[Written task]:
Tally how many lines include "прироста". The number is the whole answer.

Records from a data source
───

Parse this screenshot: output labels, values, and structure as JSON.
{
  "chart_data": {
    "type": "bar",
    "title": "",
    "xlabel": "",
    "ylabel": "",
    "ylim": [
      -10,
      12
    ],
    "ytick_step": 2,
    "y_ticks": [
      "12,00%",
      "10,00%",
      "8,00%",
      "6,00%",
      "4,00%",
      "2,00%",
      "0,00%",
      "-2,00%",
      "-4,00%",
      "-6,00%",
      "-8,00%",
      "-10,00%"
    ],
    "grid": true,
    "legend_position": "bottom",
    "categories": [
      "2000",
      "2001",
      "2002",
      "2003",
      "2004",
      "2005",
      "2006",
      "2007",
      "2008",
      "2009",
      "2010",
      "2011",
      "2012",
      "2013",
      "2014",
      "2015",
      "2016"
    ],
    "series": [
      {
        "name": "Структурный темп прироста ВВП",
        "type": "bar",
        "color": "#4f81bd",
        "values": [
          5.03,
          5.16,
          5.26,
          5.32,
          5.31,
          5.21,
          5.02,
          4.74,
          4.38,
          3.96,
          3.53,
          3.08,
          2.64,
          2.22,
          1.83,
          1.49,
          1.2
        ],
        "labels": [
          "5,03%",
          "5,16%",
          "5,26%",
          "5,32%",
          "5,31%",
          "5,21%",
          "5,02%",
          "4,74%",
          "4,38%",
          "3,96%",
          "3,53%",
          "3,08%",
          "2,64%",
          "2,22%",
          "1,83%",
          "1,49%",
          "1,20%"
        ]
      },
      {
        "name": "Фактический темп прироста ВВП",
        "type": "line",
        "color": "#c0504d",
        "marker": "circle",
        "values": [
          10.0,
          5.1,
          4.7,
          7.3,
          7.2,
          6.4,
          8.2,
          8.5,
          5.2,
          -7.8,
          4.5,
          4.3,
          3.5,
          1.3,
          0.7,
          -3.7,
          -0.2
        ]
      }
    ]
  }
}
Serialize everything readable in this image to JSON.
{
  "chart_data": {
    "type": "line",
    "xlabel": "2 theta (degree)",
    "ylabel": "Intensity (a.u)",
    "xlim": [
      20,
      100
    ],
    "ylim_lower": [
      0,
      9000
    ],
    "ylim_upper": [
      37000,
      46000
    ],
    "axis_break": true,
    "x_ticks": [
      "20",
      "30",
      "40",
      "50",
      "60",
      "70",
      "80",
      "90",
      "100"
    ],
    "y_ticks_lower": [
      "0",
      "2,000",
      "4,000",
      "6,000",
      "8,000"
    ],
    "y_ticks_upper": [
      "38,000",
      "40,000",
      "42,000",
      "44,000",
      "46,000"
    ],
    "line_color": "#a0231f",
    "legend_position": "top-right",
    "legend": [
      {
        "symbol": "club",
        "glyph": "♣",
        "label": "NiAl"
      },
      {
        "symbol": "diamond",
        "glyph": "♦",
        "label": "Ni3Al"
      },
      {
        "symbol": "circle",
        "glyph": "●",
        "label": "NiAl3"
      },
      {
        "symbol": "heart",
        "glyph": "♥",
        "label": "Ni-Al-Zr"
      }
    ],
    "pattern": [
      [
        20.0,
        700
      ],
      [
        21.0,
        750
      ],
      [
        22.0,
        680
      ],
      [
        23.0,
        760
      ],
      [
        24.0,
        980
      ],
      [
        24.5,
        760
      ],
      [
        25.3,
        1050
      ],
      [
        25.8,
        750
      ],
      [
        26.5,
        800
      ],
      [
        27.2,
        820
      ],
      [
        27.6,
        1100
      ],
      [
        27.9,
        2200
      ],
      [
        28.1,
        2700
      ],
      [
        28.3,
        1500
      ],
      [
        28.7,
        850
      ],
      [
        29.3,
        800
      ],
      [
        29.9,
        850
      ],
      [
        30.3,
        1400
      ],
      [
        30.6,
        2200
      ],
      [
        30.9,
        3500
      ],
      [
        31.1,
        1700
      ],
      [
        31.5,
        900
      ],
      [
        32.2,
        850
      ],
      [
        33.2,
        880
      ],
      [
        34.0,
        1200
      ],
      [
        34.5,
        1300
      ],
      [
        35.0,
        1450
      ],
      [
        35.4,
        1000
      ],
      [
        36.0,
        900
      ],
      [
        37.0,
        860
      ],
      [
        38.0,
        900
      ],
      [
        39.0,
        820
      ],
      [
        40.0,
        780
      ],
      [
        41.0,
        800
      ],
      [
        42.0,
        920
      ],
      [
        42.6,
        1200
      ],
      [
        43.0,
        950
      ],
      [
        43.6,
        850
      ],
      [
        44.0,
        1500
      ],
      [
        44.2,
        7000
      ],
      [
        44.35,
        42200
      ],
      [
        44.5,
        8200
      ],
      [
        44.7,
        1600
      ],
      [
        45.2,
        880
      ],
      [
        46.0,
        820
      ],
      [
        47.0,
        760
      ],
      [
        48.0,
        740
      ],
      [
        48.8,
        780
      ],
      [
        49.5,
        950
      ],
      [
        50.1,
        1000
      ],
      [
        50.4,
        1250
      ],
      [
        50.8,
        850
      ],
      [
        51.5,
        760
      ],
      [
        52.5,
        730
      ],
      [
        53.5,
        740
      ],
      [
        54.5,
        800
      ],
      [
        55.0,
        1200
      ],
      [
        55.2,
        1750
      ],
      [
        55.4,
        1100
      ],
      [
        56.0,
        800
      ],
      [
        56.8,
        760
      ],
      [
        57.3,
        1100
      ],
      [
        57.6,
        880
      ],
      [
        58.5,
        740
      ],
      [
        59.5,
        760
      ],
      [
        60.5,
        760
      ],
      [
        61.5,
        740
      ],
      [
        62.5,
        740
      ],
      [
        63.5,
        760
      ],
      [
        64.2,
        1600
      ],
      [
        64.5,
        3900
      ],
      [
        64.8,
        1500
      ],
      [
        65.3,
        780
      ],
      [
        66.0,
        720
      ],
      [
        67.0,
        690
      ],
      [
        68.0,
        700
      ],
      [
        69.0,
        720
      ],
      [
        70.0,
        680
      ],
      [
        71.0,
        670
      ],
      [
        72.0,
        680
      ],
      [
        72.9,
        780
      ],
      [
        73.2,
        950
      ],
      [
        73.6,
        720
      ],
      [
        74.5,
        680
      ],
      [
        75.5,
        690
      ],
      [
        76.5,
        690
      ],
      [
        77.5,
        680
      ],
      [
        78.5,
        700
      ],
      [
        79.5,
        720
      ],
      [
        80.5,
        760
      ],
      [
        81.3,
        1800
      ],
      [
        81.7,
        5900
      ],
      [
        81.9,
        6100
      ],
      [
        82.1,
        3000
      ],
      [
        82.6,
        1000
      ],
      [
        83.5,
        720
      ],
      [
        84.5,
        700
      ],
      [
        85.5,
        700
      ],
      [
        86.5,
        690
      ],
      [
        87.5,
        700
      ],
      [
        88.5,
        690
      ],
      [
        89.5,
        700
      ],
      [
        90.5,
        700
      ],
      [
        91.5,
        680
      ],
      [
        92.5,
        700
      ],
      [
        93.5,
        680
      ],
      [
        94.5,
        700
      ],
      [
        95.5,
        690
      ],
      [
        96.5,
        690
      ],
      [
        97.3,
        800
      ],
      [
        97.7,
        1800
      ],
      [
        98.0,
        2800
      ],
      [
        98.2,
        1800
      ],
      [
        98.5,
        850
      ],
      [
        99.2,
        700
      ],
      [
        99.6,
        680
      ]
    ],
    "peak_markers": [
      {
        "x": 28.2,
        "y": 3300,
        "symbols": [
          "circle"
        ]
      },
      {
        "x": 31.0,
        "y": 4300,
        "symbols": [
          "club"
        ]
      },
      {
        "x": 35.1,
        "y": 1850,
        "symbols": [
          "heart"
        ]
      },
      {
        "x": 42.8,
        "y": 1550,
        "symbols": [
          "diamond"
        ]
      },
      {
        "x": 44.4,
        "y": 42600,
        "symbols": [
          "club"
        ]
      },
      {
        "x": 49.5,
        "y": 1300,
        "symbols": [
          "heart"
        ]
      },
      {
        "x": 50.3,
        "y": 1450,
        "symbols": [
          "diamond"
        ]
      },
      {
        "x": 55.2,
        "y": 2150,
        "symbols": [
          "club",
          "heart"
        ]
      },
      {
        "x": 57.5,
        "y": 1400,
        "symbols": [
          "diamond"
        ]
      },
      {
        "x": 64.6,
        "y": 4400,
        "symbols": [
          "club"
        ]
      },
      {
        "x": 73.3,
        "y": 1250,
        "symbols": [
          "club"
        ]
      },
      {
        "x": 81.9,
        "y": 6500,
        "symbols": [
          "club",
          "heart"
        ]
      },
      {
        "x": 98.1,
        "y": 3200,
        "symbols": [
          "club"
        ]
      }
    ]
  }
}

───

[Correct output]:
2